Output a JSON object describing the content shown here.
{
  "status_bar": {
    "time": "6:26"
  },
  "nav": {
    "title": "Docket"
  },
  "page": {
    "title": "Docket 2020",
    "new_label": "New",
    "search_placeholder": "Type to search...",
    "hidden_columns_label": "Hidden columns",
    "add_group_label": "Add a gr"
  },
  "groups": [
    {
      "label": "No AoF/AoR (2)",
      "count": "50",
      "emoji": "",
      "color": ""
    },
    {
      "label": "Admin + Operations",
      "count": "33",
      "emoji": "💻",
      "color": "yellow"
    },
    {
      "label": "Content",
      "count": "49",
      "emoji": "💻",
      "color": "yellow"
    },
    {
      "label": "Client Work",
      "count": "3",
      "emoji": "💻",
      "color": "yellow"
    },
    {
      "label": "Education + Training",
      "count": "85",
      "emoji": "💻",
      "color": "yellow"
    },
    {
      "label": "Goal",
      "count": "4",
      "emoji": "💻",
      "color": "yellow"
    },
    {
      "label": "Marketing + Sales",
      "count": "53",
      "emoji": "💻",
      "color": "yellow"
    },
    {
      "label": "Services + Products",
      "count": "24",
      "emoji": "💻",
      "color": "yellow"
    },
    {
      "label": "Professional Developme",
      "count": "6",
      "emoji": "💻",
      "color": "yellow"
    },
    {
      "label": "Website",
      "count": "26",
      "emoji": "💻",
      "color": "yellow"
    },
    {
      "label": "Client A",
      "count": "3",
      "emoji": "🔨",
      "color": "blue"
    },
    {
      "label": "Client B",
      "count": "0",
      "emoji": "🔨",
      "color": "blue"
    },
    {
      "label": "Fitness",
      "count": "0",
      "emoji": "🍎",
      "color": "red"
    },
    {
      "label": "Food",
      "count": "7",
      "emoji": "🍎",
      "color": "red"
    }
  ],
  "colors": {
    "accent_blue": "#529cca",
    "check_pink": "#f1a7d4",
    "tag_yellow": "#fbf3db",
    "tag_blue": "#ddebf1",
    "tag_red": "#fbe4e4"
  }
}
=====
» **The exercise**: Using the data above, output each line exactly.

» **Task solution**:
Output a JSON object describing the content shown here.
{
  "status_bar": {
    "time": "6:26"
  },
  "nav": {
    "title": "Docket"
  },
  "page": {
    "title": "Docket 2020",
    "new_label": "New",
    "search_placeholder": "Type to search...",
    "hidden_columns_label": "Hidden columns",
    "add_group_label": "Add a gr"
  },
  "groups": [
    {
      "label": "No AoF/AoR (2)",
      "count": "50",
      "emoji": "",
      "color": ""
    },
    {
      "label": "Admin + Operations",
      "count": "33",
      "emoji": "💻",
      "color": "yellow"
    },
    {
      "label": "Content",
      "count": "49",
      "emoji": "💻",
      "color": "yellow"
    },
    {
      "label": "Client Work",
      "count": "3",
      "emoji": "💻",
      "color": "yellow"
    },
    {
      "label": "Education + Training",
      "count": "85",
      "emoji": "💻",
      "color": "yellow"
    },
    {
      "label": "Goal",
      "count": "4",
      "emoji": "💻",
      "color": "yellow"
    },
    {
      "label": "Marketing + Sales",
      "count": "53",
      "emoji": "💻",
      "color": "yellow"
    },
    {
      "label": "Services + Products",
      "count": "24",
      "emoji": "💻",
      "color": "yellow"
    },
    {
      "label": "Professional Developme",
      "count": "6",
      "emoji": "💻",
      "color": "yellow"
    },
    {
      "label": "Website",
      "count": "26",
      "emoji": "💻",
      "color": "yellow"
    },
    {
      "label": "Client A",
      "count": "3",
      "emoji": "🔨",
      "color": "blue"
    },
    {
      "label": "Client B",
      "count": "0",
      "emoji": "🔨",
      "color": "blue"
    },
    {
      "label": "Fitness",
      "count": "0",
      "emoji": "🍎",
      "color": "red"
    },
    {
      "label": "Food",
      "count": "7",
      "emoji": "🍎",
      "color": "red"
    }
  ],
  "colors": {
    "accent_blue": "#529cca",
    "check_pink": "#f1a7d4",
    "tag_yellow": "#fbf3db",
    "tag_blue": "#ddebf1",
    "tag_red": "#fbe4e4"
  }
}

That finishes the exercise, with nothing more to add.